Collected data entries:
## Start

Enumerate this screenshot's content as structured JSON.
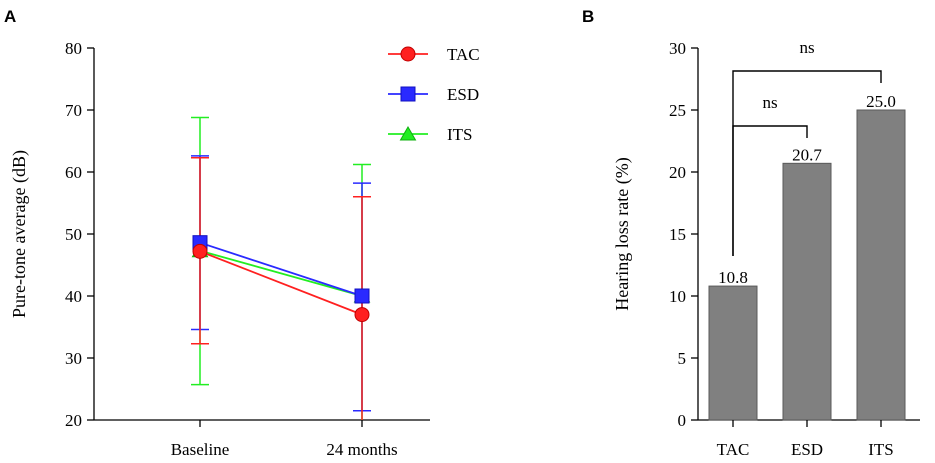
{
  "chart_data": [
    {
      "panel": "A",
      "type": "line",
      "ylabel": "Pure-tone average (dB)",
      "xlabel": "",
      "categories": [
        "Baseline",
        "24 months"
      ],
      "ylim": [
        20,
        80
      ],
      "yticks": [
        20,
        30,
        40,
        50,
        60,
        70,
        80
      ],
      "series": [
        {
          "name": "TAC",
          "color": "#ff2020",
          "marker": "circle",
          "values": [
            47.2,
            37.0
          ],
          "error_low": [
            32.3,
            18.0
          ],
          "error_high": [
            62.3,
            56.0
          ]
        },
        {
          "name": "ESD",
          "color": "#2a2aff",
          "marker": "square",
          "values": [
            48.6,
            40.0
          ],
          "error_low": [
            34.6,
            21.5
          ],
          "error_high": [
            62.6,
            58.2
          ]
        },
        {
          "name": "ITS",
          "color": "#22ee22",
          "marker": "triangle",
          "values": [
            47.3,
            40.0
          ],
          "error_low": [
            25.7,
            18.0
          ],
          "error_high": [
            68.8,
            61.2
          ]
        }
      ],
      "legend": "top-right"
    },
    {
      "panel": "B",
      "type": "bar",
      "ylabel": "Hearing loss rate (%)",
      "xlabel": "",
      "categories": [
        "TAC",
        "ESD",
        "ITS"
      ],
      "values": [
        10.8,
        20.7,
        25.0
      ],
      "value_labels": [
        "10.8",
        "20.7",
        "25.0"
      ],
      "ylim": [
        0,
        30
      ],
      "yticks": [
        0,
        5,
        10,
        15,
        20,
        25,
        30
      ],
      "bar_color": "#808080",
      "annotations": [
        {
          "from": "TAC",
          "to": "ESD",
          "label": "ns"
        },
        {
          "from": "TAC",
          "to": "ITS",
          "label": "ns"
        }
      ]
    }
  ]
}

## End

Find the lines above that include the string "marker" and copy them.

Solution for this task:
          "marker": "circle",
          "marker": "square",
          "marker": "triangle",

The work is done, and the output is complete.